● **Given instruction**
Retype nothing but the lines running from the line that contains "Read this page and output its text content." to the last line, both ends included, and skip every image.

● **Records for this task**
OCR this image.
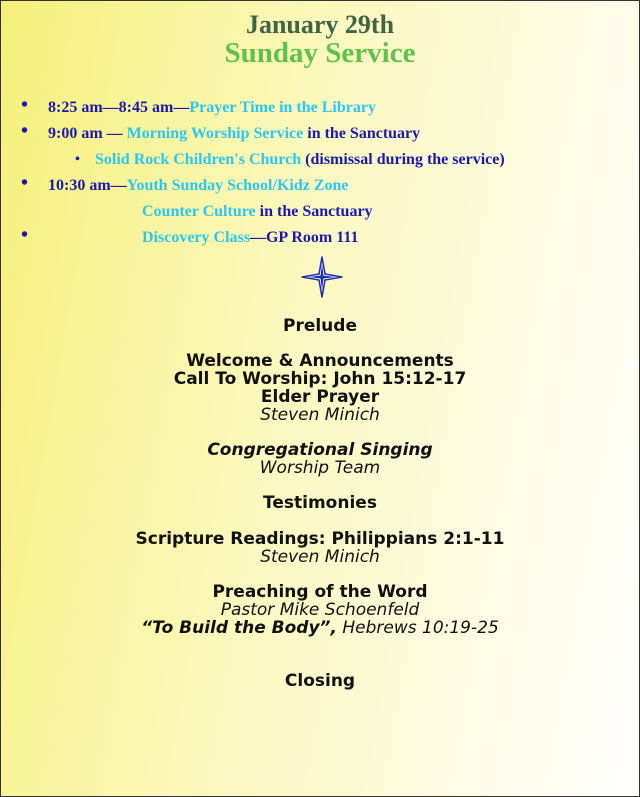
January 29th
Sunday Service
• 8:25 am—8:45 am—Prayer Time in the Library
• 9:00 am — Morning Worship Service in the Sanctuary
• Solid Rock Children's Church (dismissal during the service)
• 10:30 am—Youth Sunday School/Kidz Zone
Counter Culture in the Sanctuary
•	Discovery Class—GP Room 111
Prelude
Welcome & Announcements
Call To Worship: John 15:12-17
Elder Prayer
Steven Minich
Congregational Singing
Worship Team
Testimonies
Scripture Readings: Philippians 2:1-11
Steven Minich
Preaching of the Word
Pastor Mike Schoenfeld
“To Build the Body”, Hebrews 10:19-25
Closing
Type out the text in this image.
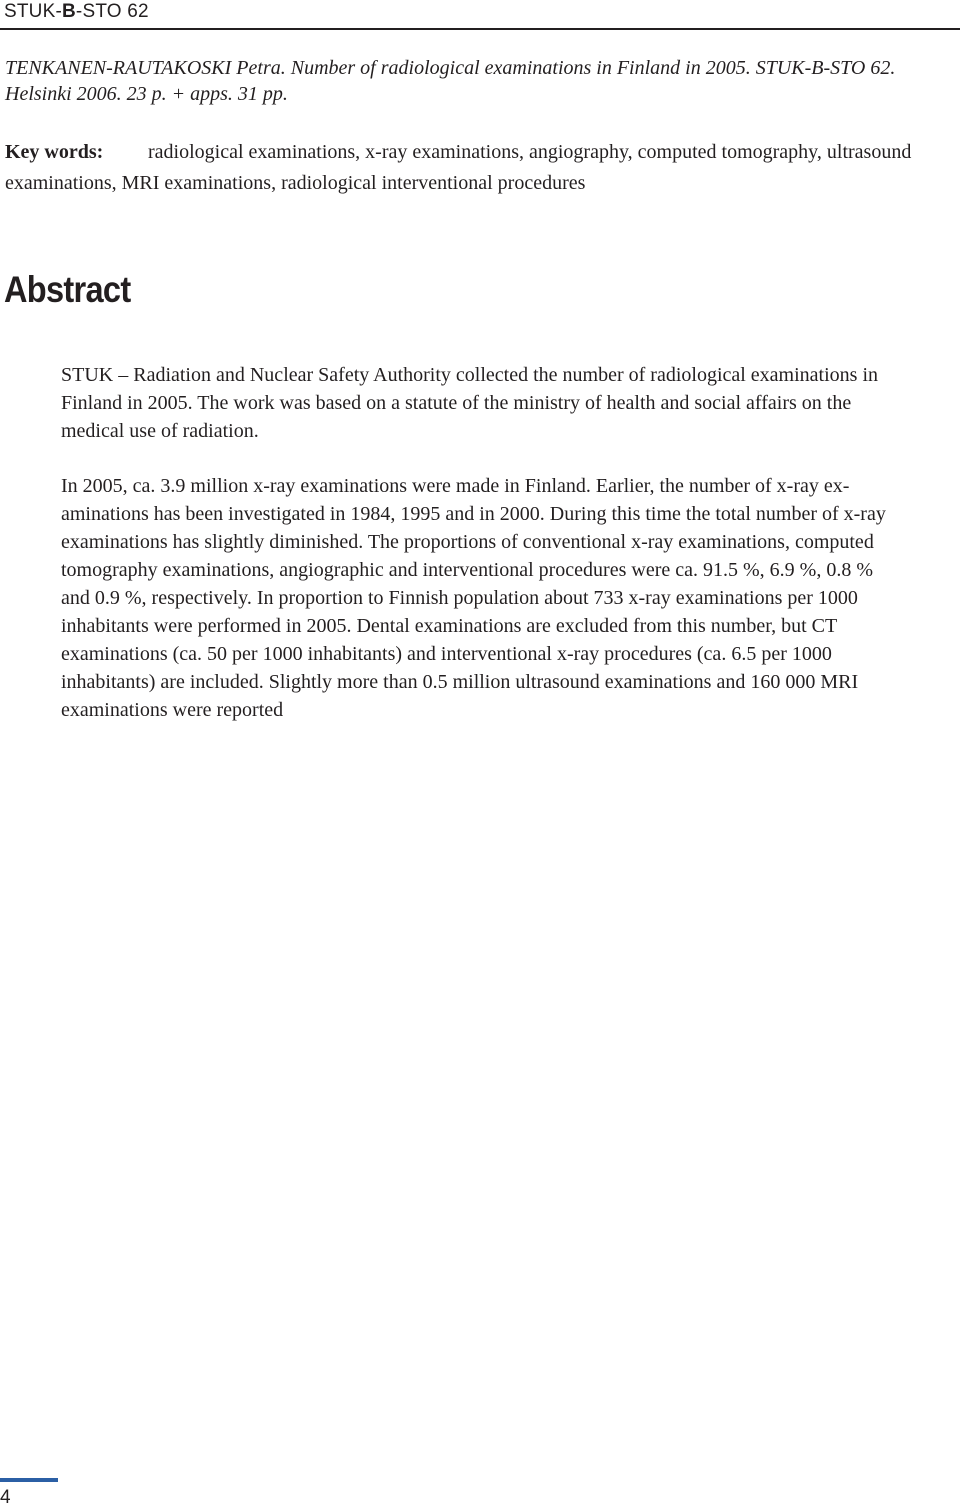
STUK-B-STO 62
TENKANEN-RAUTAKOSKI Petra. Number of radiological examinations in Finland in 2005. STUK-B-STO 62. Helsinki 2006. 23 p. + apps. 31 pp.
Key words: radiological examinations, x-ray examinations, angiography, computed tomography, ultrasound examinations, MRI examinations, radiological interventional procedures
Abstract

STUK – Radiation and Nuclear Safety Authority collected the number of radiological examinations in Finland in 2005. The work was based on a statute of the ministry of health and social affairs on the medical use of radiation.

In 2005, ca. 3.9 million x-ray examinations were made in Finland. Earlier, the number of x-ray ex-aminations has been investigated in 1984, 1995 and in 2000. During this time the total number of x-ray examinations has slightly diminished. The proportions of conventional x-ray examinations, computed tomography examinations, angiographic and interventional procedures were ca. 91.5 %, 6.9 %, 0.8 % and 0.9 %, respectively. In proportion to Finnish population about 733 x-ray examinations per 1000 inhabitants were performed in 2005. Dental examinations are excluded from this number, but CT examinations (ca. 50 per 1000 inhabitants) and interventional x-ray procedures (ca. 6.5 per 1000 inhabitants) are included. Slightly more than 0.5 million ultrasound examinations and 160 000 MRI examinations were reported

4
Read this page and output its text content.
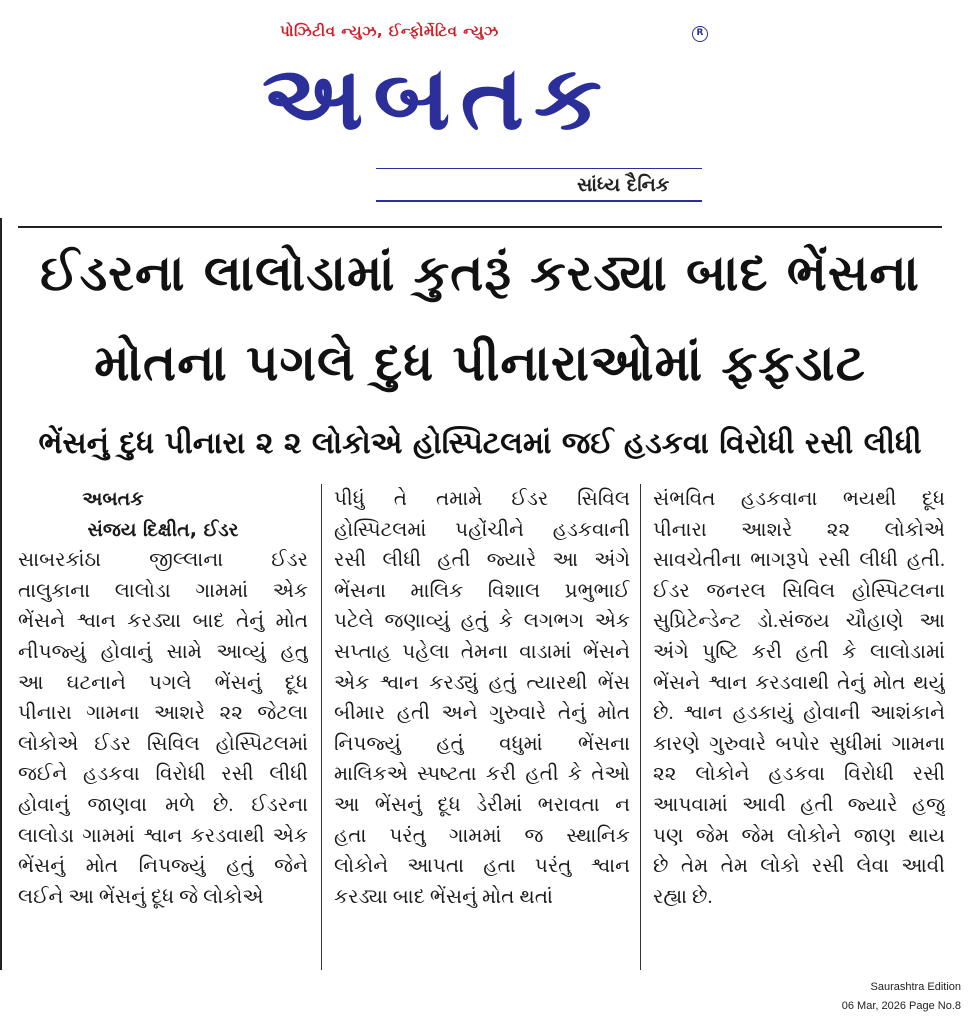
પોઝિટીવ ન્યુઝ, ઈન્ફોર્મેટિવ ન્યુઝ
અબતક
R
સાંધ્ય દૈનિક
ઈડરના લાલોડામાં કુતરૂં કરડ્યા બાદ ભેંસના
મોતના પગલે દુધ પીનારાઓમાં ફફડાટ
ભેંસનું દુધ પીનારા ૨ ૨ લોકોએ હોસ્પિટલમાં જઈ હડકવા વિરોધી રસી લીધી
અબતક
સંજય દિક્ષીત, ઈડર
સાબરકાંઠા જીલ્લાના ઈડર
તાલુકાના લાલોડા ગામમાં એક
ભેંસને શ્વાન કરડ્યા બાદ તેનું મોત
નીપજ્યું હોવાનું સામે આવ્યું હતુ
આ ઘટનાને પગલે ભેંસનું દૂધ
પીનારા ગામના આશરે ૨૨ જેટલા
લોકોએ ઈડર સિવિલ હોસ્પિટલમાં
જઈને હડકવા વિરોધી રસી લીધી
હોવાનું જાણવા મળે છે. ઈડરના
લાલોડા ગામમાં શ્વાન કરડવાથી એક
ભેંસનું મોત નિપજ્યું હતું જેને
લઈને આ ભેંસનું દૂધ જે લોકોએ
પીધું તે તમામે ઈડર સિવિલ
હોસ્પિટલમાં પહોંચીને હડકવાની
રસી લીધી હતી જ્યારે આ અંગે
ભેંસના માલિક વિશાલ પ્રભુભાઈ
પટેલે જણાવ્યું હતું કે લગભગ એક
સપ્તાહ પહેલા તેમના વાડામાં ભેંસને
એક શ્વાન કરડ્યું હતું ત્યારથી ભેંસ
બીમાર હતી અને ગુરુવારે તેનું મોત
નિપજ્યું હતું વધુમાં ભેંસના
માલિકએ સ્પષ્ટતા કરી હતી કે તેઓ
આ ભેંસનું દૂધ ડેરીમાં ભરાવતા ન
હતા પરંતુ ગામમાં જ સ્થાનિક
લોકોને આપતા હતા પરંતુ શ્વાન
કરડ્યા બાદ ભેંસનું મોત થતાં
સંભવિત હડકવાના ભયથી દૂધ
પીનારા આશરે ૨૨ લોકોએ
સાવચેતીના ભાગરૂપે રસી લીધી હતી.
ઈડર જનરલ સિવિલ હોસ્પિટલના
સુપ્રિટેન્ડેન્ટ ડો.સંજય ચૌહાણે આ
અંગે પુષ્ટિ કરી હતી કે લાલોડામાં
ભેંસને શ્વાન કરડવાથી તેનું મોત થયું
છે. શ્વાન હડકાયું હોવાની આશંકાને
કારણે ગુરુવારે બપોર સુધીમાં ગામના
૨૨ લોકોને હડકવા વિરોધી રસી
આપવામાં આવી હતી જ્યારે હજુ
પણ જેમ જેમ લોકોને જાણ થાય
છે તેમ તેમ લોકો રસી લેવા આવી
રહ્યા છે.
Saurashtra Edition
06 Mar, 2026 Page No.8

● **Exercise response**
Read this page and output its text content.
પોઝિટીવ ન્યુઝ, ઈન્ફોર્મેટિવ ન્યુઝ
અબતક
R
સાંધ્ય દૈનિક
ઈડરના લાલોડામાં કુતરૂં કરડ્યા બાદ ભેંસના
મોતના પગલે દુધ પીનારાઓમાં ફફડાટ
ભેંસનું દુધ પીનારા ૨ ૨ લોકોએ હોસ્પિટલમાં જઈ હડકવા વિરોધી રસી લીધી
અબતક
સંજય દિક્ષીત, ઈડર
સાબરકાંઠા જીલ્લાના ઈડર
તાલુકાના લાલોડા ગામમાં એક
ભેંસને શ્વાન કરડ્યા બાદ તેનું મોત
નીપજ્યું હોવાનું સામે આવ્યું હતુ
આ ઘટનાને પગલે ભેંસનું દૂધ
પીનારા ગામના આશરે ૨૨ જેટલા
લોકોએ ઈડર સિવિલ હોસ્પિટલમાં
જઈને હડકવા વિરોધી રસી લીધી
હોવાનું જાણવા મળે છે. ઈડરના
લાલોડા ગામમાં શ્વાન કરડવાથી એક
ભેંસનું મોત નિપજ્યું હતું જેને
લઈને આ ભેંસનું દૂધ જે લોકોએ
પીધું તે તમામે ઈડર સિવિલ
હોસ્પિટલમાં પહોંચીને હડકવાની
રસી લીધી હતી જ્યારે આ અંગે
ભેંસના માલિક વિશાલ પ્રભુભાઈ
પટેલે જણાવ્યું હતું કે લગભગ એક
સપ્તાહ પહેલા તેમના વાડામાં ભેંસને
એક શ્વાન કરડ્યું હતું ત્યારથી ભેંસ
બીમાર હતી અને ગુરુવારે તેનું મોત
નિપજ્યું હતું વધુમાં ભેંસના
માલિકએ સ્પષ્ટતા કરી હતી કે તેઓ
આ ભેંસનું દૂધ ડેરીમાં ભરાવતા ન
હતા પરંતુ ગામમાં જ સ્થાનિક
લોકોને આપતા હતા પરંતુ શ્વાન
કરડ્યા બાદ ભેંસનું મોત થતાં
સંભવિત હડકવાના ભયથી દૂધ
પીનારા આશરે ૨૨ લોકોએ
સાવચેતીના ભાગરૂપે રસી લીધી હતી.
ઈડર જનરલ સિવિલ હોસ્પિટલના
સુપ્રિટેન્ડેન્ટ ડો.સંજય ચૌહાણે આ
અંગે પુષ્ટિ કરી હતી કે લાલોડામાં
ભેંસને શ્વાન કરડવાથી તેનું મોત થયું
છે. શ્વાન હડકાયું હોવાની આશંકાને
કારણે ગુરુવારે બપોર સુધીમાં ગામના
૨૨ લોકોને હડકવા વિરોધી રસી
આપવામાં આવી હતી જ્યારે હજુ
પણ જેમ જેમ લોકોને જાણ થાય
છે તેમ તેમ લોકો રસી લેવા આવી
રહ્યા છે.
Saurashtra Edition
06 Mar, 2026 Page No.8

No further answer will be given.